▸ **GOAL OF THE EXERCISE**: Identify each line below containing the string "dokumentáció" and copy it.

▸ **SUPPLIED DATA**:

════

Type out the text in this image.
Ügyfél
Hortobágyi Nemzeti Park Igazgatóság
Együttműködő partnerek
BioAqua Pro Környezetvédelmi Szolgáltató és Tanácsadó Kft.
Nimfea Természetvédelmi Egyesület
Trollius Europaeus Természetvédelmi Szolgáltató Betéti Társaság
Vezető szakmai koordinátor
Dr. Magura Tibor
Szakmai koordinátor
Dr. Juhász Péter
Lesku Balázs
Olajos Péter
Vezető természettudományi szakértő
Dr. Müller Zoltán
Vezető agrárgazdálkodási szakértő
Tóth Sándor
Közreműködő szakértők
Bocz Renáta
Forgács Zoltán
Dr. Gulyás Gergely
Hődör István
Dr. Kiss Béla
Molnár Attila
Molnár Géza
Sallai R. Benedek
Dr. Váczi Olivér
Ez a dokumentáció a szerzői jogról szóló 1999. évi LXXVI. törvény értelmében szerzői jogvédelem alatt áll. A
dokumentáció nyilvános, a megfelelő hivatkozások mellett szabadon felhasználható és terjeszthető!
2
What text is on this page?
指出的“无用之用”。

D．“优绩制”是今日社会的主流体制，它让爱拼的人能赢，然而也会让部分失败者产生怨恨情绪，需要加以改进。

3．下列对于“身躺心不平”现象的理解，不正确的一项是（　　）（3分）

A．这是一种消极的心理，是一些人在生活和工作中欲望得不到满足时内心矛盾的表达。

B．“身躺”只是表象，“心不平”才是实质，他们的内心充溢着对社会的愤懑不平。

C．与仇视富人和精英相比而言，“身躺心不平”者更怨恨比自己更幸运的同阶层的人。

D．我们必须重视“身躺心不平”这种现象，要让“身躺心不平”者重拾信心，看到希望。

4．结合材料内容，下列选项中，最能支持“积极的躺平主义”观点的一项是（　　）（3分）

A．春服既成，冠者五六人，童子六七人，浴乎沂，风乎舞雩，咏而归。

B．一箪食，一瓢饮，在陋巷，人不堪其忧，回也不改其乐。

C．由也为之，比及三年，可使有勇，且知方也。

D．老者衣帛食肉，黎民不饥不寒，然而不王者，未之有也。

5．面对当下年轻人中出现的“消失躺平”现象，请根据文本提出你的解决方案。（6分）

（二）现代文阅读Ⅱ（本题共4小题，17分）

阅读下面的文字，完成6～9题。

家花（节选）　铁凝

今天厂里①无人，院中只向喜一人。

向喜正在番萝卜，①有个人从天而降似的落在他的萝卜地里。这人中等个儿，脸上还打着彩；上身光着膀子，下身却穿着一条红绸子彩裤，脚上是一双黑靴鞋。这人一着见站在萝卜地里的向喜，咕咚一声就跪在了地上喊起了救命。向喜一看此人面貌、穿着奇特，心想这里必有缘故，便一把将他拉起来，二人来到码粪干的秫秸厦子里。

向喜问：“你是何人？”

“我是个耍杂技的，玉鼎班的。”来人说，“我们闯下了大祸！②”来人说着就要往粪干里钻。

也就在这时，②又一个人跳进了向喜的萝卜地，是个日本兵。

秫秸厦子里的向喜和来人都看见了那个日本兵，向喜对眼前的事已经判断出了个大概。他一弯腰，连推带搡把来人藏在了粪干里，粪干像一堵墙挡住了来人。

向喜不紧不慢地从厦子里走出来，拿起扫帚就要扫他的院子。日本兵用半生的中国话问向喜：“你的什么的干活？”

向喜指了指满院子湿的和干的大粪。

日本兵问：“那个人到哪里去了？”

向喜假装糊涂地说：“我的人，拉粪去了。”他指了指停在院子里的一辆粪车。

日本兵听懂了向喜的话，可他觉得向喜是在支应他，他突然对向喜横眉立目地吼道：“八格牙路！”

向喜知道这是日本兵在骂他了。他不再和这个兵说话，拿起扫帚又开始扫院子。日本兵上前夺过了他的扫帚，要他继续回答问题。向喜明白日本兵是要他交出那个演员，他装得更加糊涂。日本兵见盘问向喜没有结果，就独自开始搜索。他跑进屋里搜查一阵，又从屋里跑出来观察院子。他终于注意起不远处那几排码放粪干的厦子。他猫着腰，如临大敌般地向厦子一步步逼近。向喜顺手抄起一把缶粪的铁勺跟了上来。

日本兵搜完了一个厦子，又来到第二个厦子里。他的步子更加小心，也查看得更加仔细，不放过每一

════

▸ **ANSWER BELOW**:
Ez a dokumentáció a szerzői jogról szóló 1999. évi LXXVI. törvény értelmében szerzői jogvédelem alatt áll. A
dokumentáció nyilvános, a megfelelő hivatkozások mellett szabadon felhasználható és terjeszthető!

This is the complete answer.